### TO BE DONE
Leave out the pictures and copy every record exactly.

## BEGIN DATA EXCERPTS

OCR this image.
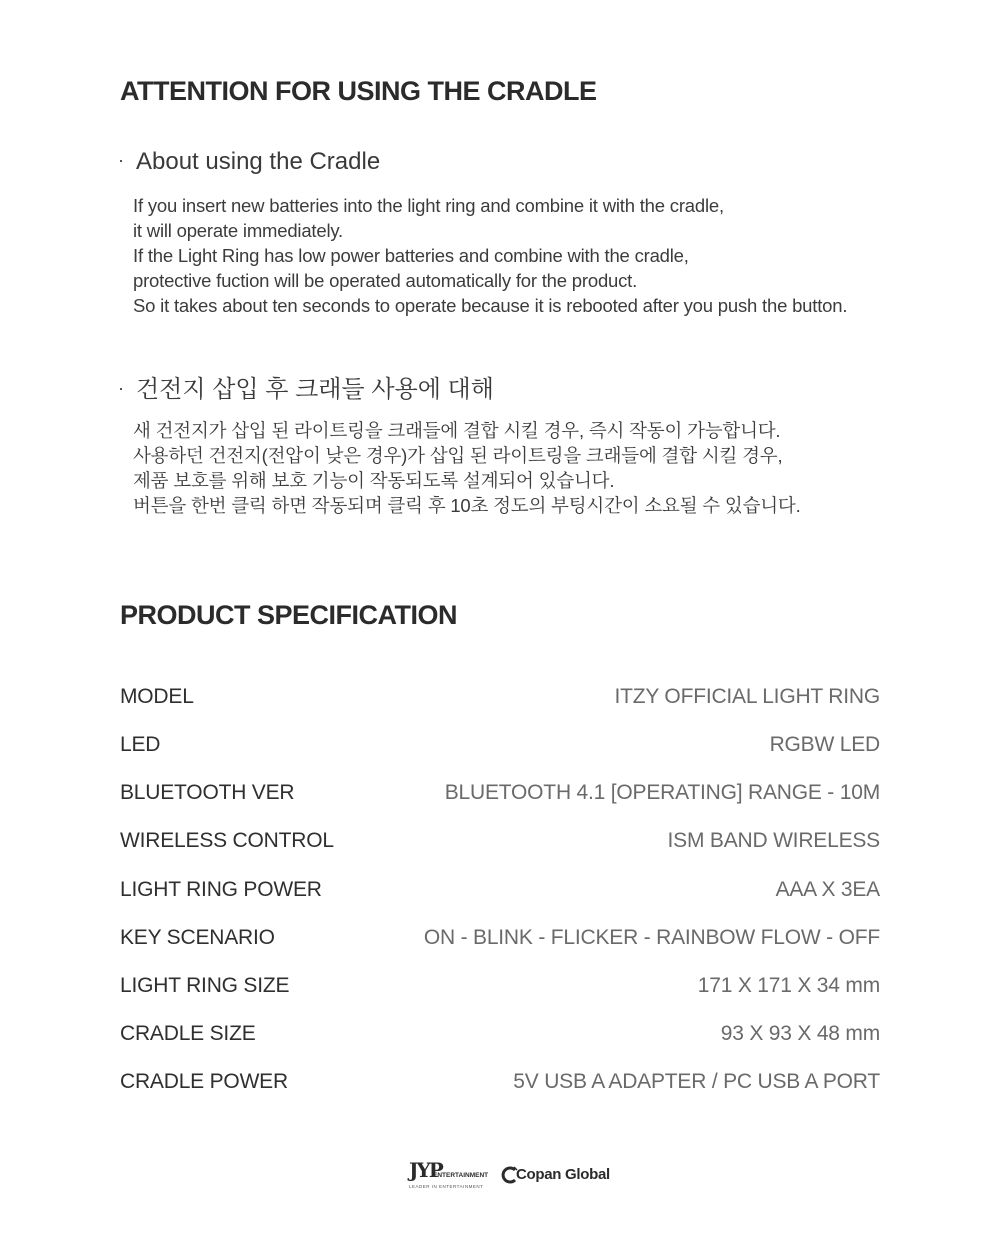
ATTENTION FOR USING THE CRADLE
· About using the Cradle
If you insert new batteries into the light ring and combine it with the cradle,
it will operate immediately.
If the Light Ring has low power batteries and combine with the cradle,
protective fuction will be operated automatically for the product.
So it takes about ten seconds to operate because it is rebooted after you push the button.
· 건전지 삽입 후 크래들 사용에 대해
새 건전지가 삽입 된 라이트링을 크래들에 결합 시킬 경우, 즉시 작동이 가능합니다.
사용하던 건전지(전압이 낮은 경우)가 삽입 된 라이트링을 크래들에 결합 시킬 경우,
제품 보호를 위해 보호 기능이 작동되도록 설계되어 있습니다.
버튼을 한번 클릭 하면 작동되며 클릭 후 10초 정도의 부팅시간이 소요될 수 있습니다.
PRODUCT SPECIFICATION
MODEL	ITZY OFFICIAL LIGHT RING
LED	RGBW LED
BLUETOOTH VER	BLUETOOTH 4.1 [OPERATING] RANGE - 10M
WIRELESS CONTROL	ISM BAND WIRELESS
LIGHT RING POWER	AAA X 3EA
KEY SCENARIO	ON - BLINK - FLICKER - RAINBOW FLOW - OFF
LIGHT RING SIZE	171 X 171 X 34 mm
CRADLE SIZE	93 X 93 X 48 mm
CRADLE POWER	5V USB A ADAPTER / PC USB A PORT
JYP
ENTERTAINMENT
LEADER IN ENTERTAINMENT
Copan Global
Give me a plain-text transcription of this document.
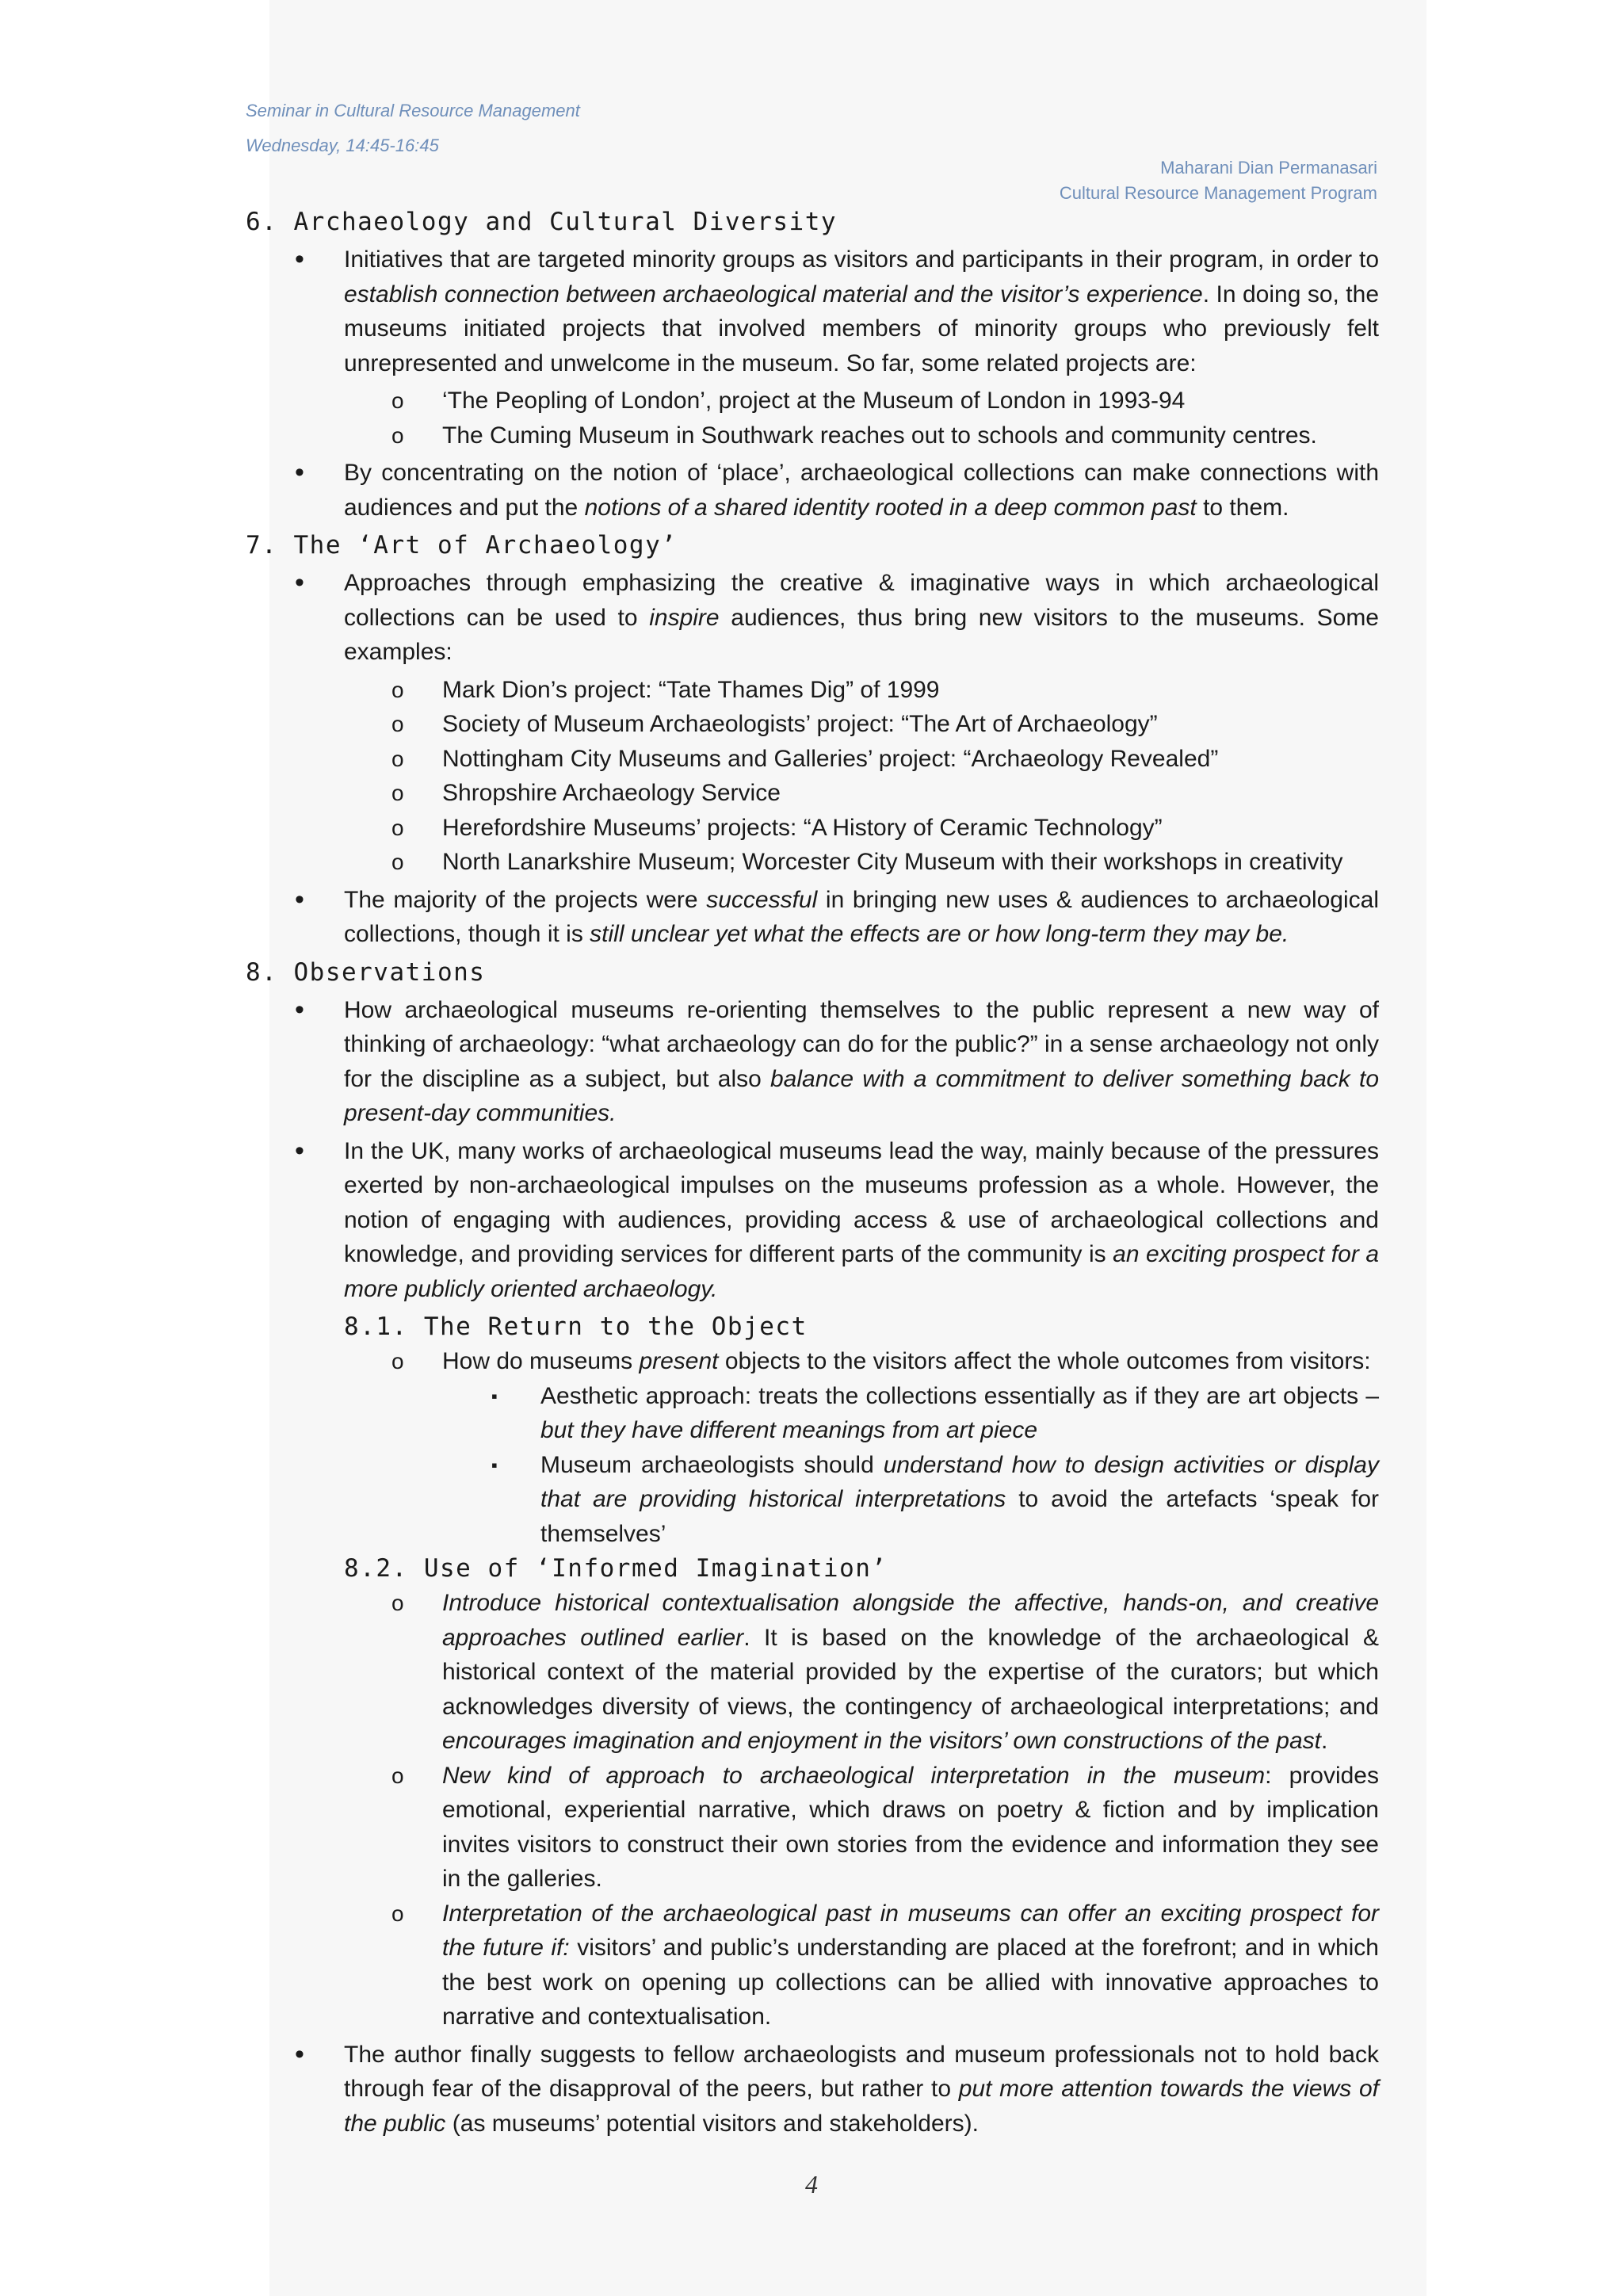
Seminar in Cultural Resource Management
Wednesday, 14:45-16:45
Maharani Dian Permanasari
Cultural Resource Management Program
6. Archaeology and Cultural Diversity
• Initiatives that are targeted minority groups as visitors and participants in their program, in order to establish connection between archaeological material and the visitor’s experience. In doing so, the museums initiated projects that involved members of minority groups who previously felt unrepresented and unwelcome in the museum. So far, some related projects are:
o ‘The Peopling of London’, project at the Museum of London in 1993-94
o The Cuming Museum in Southwark reaches out to schools and community centres.
• By concentrating on the notion of ‘place’, archaeological collections can make connections with audiences and put the notions of a shared identity rooted in a deep common past to them.
7. The ‘Art of Archaeology’
• Approaches through emphasizing the creative & imaginative ways in which archaeological collections can be used to inspire audiences, thus bring new visitors to the museums. Some examples:
o Mark Dion’s project: “Tate Thames Dig” of 1999
o Society of Museum Archaeologists’ project: “The Art of Archaeology”
o Nottingham City Museums and Galleries’ project: “Archaeology Revealed”
o Shropshire Archaeology Service
o Herefordshire Museums’ projects: “A History of Ceramic Technology”
o North Lanarkshire Museum; Worcester City Museum with their workshops in creativity
• The majority of the projects were successful in bringing new uses & audiences to archaeological collections, though it is still unclear yet what the effects are or how long-term they may be.
8. Observations
• How archaeological museums re-orienting themselves to the public represent a new way of thinking of archaeology: “what archaeology can do for the public?” in a sense archaeology not only for the discipline as a subject, but also balance with a commitment to deliver something back to present-day communities.
• In the UK, many works of archaeological museums lead the way, mainly because of the pressures exerted by non-archaeological impulses on the museums profession as a whole. However, the notion of engaging with audiences, providing access & use of archaeological collections and knowledge, and providing services for different parts of the community is an exciting prospect for a more publicly oriented archaeology.
8.1. The Return to the Object
o How do museums present objects to the visitors affect the whole outcomes from visitors:
▪ Aesthetic approach: treats the collections essentially as if they are art objects –but they have different meanings from art piece
▪ Museum archaeologists should understand how to design activities or display that are providing historical interpretations to avoid the artefacts ‘speak for themselves’
8.2. Use of ‘Informed Imagination’
o Introduce historical contextualisation alongside the affective, hands-on, and creative approaches outlined earlier. It is based on the knowledge of the archaeological & historical context of the material provided by the expertise of the curators; but which acknowledges diversity of views, the contingency of archaeological interpretations; and encourages imagination and enjoyment in the visitors’ own constructions of the past.
o New kind of approach to archaeological interpretation in the museum: provides emotional, experiential narrative, which draws on poetry & fiction and by implication invites visitors to construct their own stories from the evidence and information they see in the galleries.
o Interpretation of the archaeological past in museums can offer an exciting prospect for the future if: visitors’ and public’s understanding are placed at the forefront; and in which the best work on opening up collections can be allied with innovative approaches to narrative and contextualisation.
• The author finally suggests to fellow archaeologists and museum professionals not to hold back through fear of the disapproval of the peers, but rather to put more attention towards the views of the public (as museums’ potential visitors and stakeholders).
4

## END DATA EXCERPTS

### IN RESPONSE
OCR this image.
ATTENTION FOR USING THE CRADLE
· About using the Cradle
If you insert new batteries into the light ring and combine it with the cradle,
it will operate immediately.
If the Light Ring has low power batteries and combine with the cradle,
protective fuction will be operated automatically for the product.
So it takes about ten seconds to operate because it is rebooted after you push the button.
· 건전지 삽입 후 크래들 사용에 대해
새 건전지가 삽입 된 라이트링을 크래들에 결합 시킬 경우, 즉시 작동이 가능합니다.
사용하던 건전지(전압이 낮은 경우)가 삽입 된 라이트링을 크래들에 결합 시킬 경우,
제품 보호를 위해 보호 기능이 작동되도록 설계되어 있습니다.
버튼을 한번 클릭 하면 작동되며 클릭 후 10초 정도의 부팅시간이 소요될 수 있습니다.
PRODUCT SPECIFICATION
MODEL	ITZY OFFICIAL LIGHT RING
LED	RGBW LED
BLUETOOTH VER	BLUETOOTH 4.1 [OPERATING] RANGE - 10M
WIRELESS CONTROL	ISM BAND WIRELESS
LIGHT RING POWER	AAA X 3EA
KEY SCENARIO	ON - BLINK - FLICKER - RAINBOW FLOW - OFF
LIGHT RING SIZE	171 X 171 X 34 mm
CRADLE SIZE	93 X 93 X 48 mm
CRADLE POWER	5V USB A ADAPTER / PC USB A PORT
JYP
ENTERTAINMENT
LEADER IN ENTERTAINMENT
Copan Global
Give me a plain-text transcription of this document.
Seminar in Cultural Resource Management
Wednesday, 14:45-16:45
Maharani Dian Permanasari
Cultural Resource Management Program
6. Archaeology and Cultural Diversity
• Initiatives that are targeted minority groups as visitors and participants in their program, in order to establish connection between archaeological material and the visitor’s experience. In doing so, the museums initiated projects that involved members of minority groups who previously felt unrepresented and unwelcome in the museum. So far, some related projects are:
o ‘The Peopling of London’, project at the Museum of London in 1993-94
o The Cuming Museum in Southwark reaches out to schools and community centres.
• By concentrating on the notion of ‘place’, archaeological collections can make connections with audiences and put the notions of a shared identity rooted in a deep common past to them.
7. The ‘Art of Archaeology’
• Approaches through emphasizing the creative & imaginative ways in which archaeological collections can be used to inspire audiences, thus bring new visitors to the museums. Some examples:
o Mark Dion’s project: “Tate Thames Dig” of 1999
o Society of Museum Archaeologists’ project: “The Art of Archaeology”
o Nottingham City Museums and Galleries’ project: “Archaeology Revealed”
o Shropshire Archaeology Service
o Herefordshire Museums’ projects: “A History of Ceramic Technology”
o North Lanarkshire Museum; Worcester City Museum with their workshops in creativity
• The majority of the projects were successful in bringing new uses & audiences to archaeological collections, though it is still unclear yet what the effects are or how long-term they may be.
8. Observations
• How archaeological museums re-orienting themselves to the public represent a new way of thinking of archaeology: “what archaeology can do for the public?” in a sense archaeology not only for the discipline as a subject, but also balance with a commitment to deliver something back to present-day communities.
• In the UK, many works of archaeological museums lead the way, mainly because of the pressures exerted by non-archaeological impulses on the museums profession as a whole. However, the notion of engaging with audiences, providing access & use of archaeological collections and knowledge, and providing services for different parts of the community is an exciting prospect for a more publicly oriented archaeology.
8.1. The Return to the Object
o How do museums present objects to the visitors affect the whole outcomes from visitors:
▪ Aesthetic approach: treats the collections essentially as if they are art objects –but they have different meanings from art piece
▪ Museum archaeologists should understand how to design activities or display that are providing historical interpretations to avoid the artefacts ‘speak for themselves’
8.2. Use of ‘Informed Imagination’
o Introduce historical contextualisation alongside the affective, hands-on, and creative approaches outlined earlier. It is based on the knowledge of the archaeological & historical context of the material provided by the expertise of the curators; but which acknowledges diversity of views, the contingency of archaeological interpretations; and encourages imagination and enjoyment in the visitors’ own constructions of the past.
o New kind of approach to archaeological interpretation in the museum: provides emotional, experiential narrative, which draws on poetry & fiction and by implication invites visitors to construct their own stories from the evidence and information they see in the galleries.
o Interpretation of the archaeological past in museums can offer an exciting prospect for the future if: visitors’ and public’s understanding are placed at the forefront; and in which the best work on opening up collections can be allied with innovative approaches to narrative and contextualisation.
• The author finally suggests to fellow archaeologists and museum professionals not to hold back through fear of the disapproval of the peers, but rather to put more attention towards the views of the public (as museums’ potential visitors and stakeholders).
4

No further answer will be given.